§ Source data
□ □ □ □ □ □ □

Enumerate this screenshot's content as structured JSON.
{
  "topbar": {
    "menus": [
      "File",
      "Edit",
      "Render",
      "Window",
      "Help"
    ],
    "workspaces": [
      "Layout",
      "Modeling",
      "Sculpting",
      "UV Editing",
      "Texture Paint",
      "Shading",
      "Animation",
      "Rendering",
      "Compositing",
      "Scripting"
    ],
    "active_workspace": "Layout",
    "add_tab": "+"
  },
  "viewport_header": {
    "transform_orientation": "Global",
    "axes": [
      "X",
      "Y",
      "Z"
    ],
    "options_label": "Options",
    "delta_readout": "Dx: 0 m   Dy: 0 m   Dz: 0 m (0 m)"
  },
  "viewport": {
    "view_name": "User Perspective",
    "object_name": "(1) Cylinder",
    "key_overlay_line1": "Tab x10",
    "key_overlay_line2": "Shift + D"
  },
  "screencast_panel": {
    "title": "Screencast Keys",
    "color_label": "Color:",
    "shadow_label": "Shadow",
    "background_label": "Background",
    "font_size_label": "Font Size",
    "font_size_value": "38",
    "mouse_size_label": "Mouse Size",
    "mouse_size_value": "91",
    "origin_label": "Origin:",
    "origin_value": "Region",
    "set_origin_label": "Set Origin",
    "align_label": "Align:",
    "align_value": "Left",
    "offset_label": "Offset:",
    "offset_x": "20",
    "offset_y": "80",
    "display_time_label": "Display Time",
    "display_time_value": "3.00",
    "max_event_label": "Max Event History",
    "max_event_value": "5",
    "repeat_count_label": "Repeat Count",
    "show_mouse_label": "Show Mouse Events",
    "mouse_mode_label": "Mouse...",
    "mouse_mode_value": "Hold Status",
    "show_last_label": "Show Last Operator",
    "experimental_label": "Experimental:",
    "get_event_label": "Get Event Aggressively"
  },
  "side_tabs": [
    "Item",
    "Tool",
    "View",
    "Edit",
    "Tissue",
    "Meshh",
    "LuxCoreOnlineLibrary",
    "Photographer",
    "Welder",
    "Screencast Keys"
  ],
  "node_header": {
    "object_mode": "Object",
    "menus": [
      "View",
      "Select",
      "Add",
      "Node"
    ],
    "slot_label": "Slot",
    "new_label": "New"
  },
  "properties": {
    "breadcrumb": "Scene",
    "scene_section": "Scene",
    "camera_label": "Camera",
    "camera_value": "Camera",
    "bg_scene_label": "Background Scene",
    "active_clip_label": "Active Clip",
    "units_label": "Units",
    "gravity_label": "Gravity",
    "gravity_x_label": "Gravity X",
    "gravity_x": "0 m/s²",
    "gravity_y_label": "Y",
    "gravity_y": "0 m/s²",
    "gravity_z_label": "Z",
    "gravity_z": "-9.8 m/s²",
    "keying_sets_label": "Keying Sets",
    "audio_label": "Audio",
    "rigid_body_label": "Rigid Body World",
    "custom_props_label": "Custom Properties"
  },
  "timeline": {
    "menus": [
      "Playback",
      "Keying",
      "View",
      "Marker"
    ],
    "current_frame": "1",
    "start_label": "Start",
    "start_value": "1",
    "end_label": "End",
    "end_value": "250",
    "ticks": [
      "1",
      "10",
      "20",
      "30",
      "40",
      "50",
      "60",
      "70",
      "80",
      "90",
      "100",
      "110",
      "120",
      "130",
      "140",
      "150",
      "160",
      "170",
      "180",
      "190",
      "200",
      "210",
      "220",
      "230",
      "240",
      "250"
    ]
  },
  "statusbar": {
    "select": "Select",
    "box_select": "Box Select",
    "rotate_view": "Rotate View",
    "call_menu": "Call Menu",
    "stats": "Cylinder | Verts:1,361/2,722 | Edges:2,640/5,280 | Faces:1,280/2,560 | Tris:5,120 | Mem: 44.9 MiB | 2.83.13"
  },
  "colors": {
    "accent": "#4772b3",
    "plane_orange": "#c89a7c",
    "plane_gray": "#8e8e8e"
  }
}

□ □ □ □ □ □ □

§ Exercise objective
Reproduce the records word for word.

§ Finished task
Enumerate this screenshot's content as structured JSON.
{
  "topbar": {
    "menus": [
      "File",
      "Edit",
      "Render",
      "Window",
      "Help"
    ],
    "workspaces": [
      "Layout",
      "Modeling",
      "Sculpting",
      "UV Editing",
      "Texture Paint",
      "Shading",
      "Animation",
      "Rendering",
      "Compositing",
      "Scripting"
    ],
    "active_workspace": "Layout",
    "add_tab": "+"
  },
  "viewport_header": {
    "transform_orientation": "Global",
    "axes": [
      "X",
      "Y",
      "Z"
    ],
    "options_label": "Options",
    "delta_readout": "Dx: 0 m   Dy: 0 m   Dz: 0 m (0 m)"
  },
  "viewport": {
    "view_name": "User Perspective",
    "object_name": "(1) Cylinder",
    "key_overlay_line1": "Tab x10",
    "key_overlay_line2": "Shift + D"
  },
  "screencast_panel": {
    "title": "Screencast Keys",
    "color_label": "Color:",
    "shadow_label": "Shadow",
    "background_label": "Background",
    "font_size_label": "Font Size",
    "font_size_value": "38",
    "mouse_size_label": "Mouse Size",
    "mouse_size_value": "91",
    "origin_label": "Origin:",
    "origin_value": "Region",
    "set_origin_label": "Set Origin",
    "align_label": "Align:",
    "align_value": "Left",
    "offset_label": "Offset:",
    "offset_x": "20",
    "offset_y": "80",
    "display_time_label": "Display Time",
    "display_time_value": "3.00",
    "max_event_label": "Max Event History",
    "max_event_value": "5",
    "repeat_count_label": "Repeat Count",
    "show_mouse_label": "Show Mouse Events",
    "mouse_mode_label": "Mouse...",
    "mouse_mode_value": "Hold Status",
    "show_last_label": "Show Last Operator",
    "experimental_label": "Experimental:",
    "get_event_label": "Get Event Aggressively"
  },
  "side_tabs": [
    "Item",
    "Tool",
    "View",
    "Edit",
    "Tissue",
    "Meshh",
    "LuxCoreOnlineLibrary",
    "Photographer",
    "Welder",
    "Screencast Keys"
  ],
  "node_header": {
    "object_mode": "Object",
    "menus": [
      "View",
      "Select",
      "Add",
      "Node"
    ],
    "slot_label": "Slot",
    "new_label": "New"
  },
  "properties": {
    "breadcrumb": "Scene",
    "scene_section": "Scene",
    "camera_label": "Camera",
    "camera_value": "Camera",
    "bg_scene_label": "Background Scene",
    "active_clip_label": "Active Clip",
    "units_label": "Units",
    "gravity_label": "Gravity",
    "gravity_x_label": "Gravity X",
    "gravity_x": "0 m/s²",
    "gravity_y_label": "Y",
    "gravity_y": "0 m/s²",
    "gravity_z_label": "Z",
    "gravity_z": "-9.8 m/s²",
    "keying_sets_label": "Keying Sets",
    "audio_label": "Audio",
    "rigid_body_label": "Rigid Body World",
    "custom_props_label": "Custom Properties"
  },
  "timeline": {
    "menus": [
      "Playback",
      "Keying",
      "View",
      "Marker"
    ],
    "current_frame": "1",
    "start_label": "Start",
    "start_value": "1",
    "end_label": "End",
    "end_value": "250",
    "ticks": [
      "1",
      "10",
      "20",
      "30",
      "40",
      "50",
      "60",
      "70",
      "80",
      "90",
      "100",
      "110",
      "120",
      "130",
      "140",
      "150",
      "160",
      "170",
      "180",
      "190",
      "200",
      "210",
      "220",
      "230",
      "240",
      "250"
    ]
  },
  "statusbar": {
    "select": "Select",
    "box_select": "Box Select",
    "rotate_view": "Rotate View",
    "call_menu": "Call Menu",
    "stats": "Cylinder | Verts:1,361/2,722 | Edges:2,640/5,280 | Faces:1,280/2,560 | Tris:5,120 | Mem: 44.9 MiB | 2.83.13"
  },
  "colors": {
    "accent": "#4772b3",
    "plane_orange": "#c89a7c",
    "plane_gray": "#8e8e8e"
  }
}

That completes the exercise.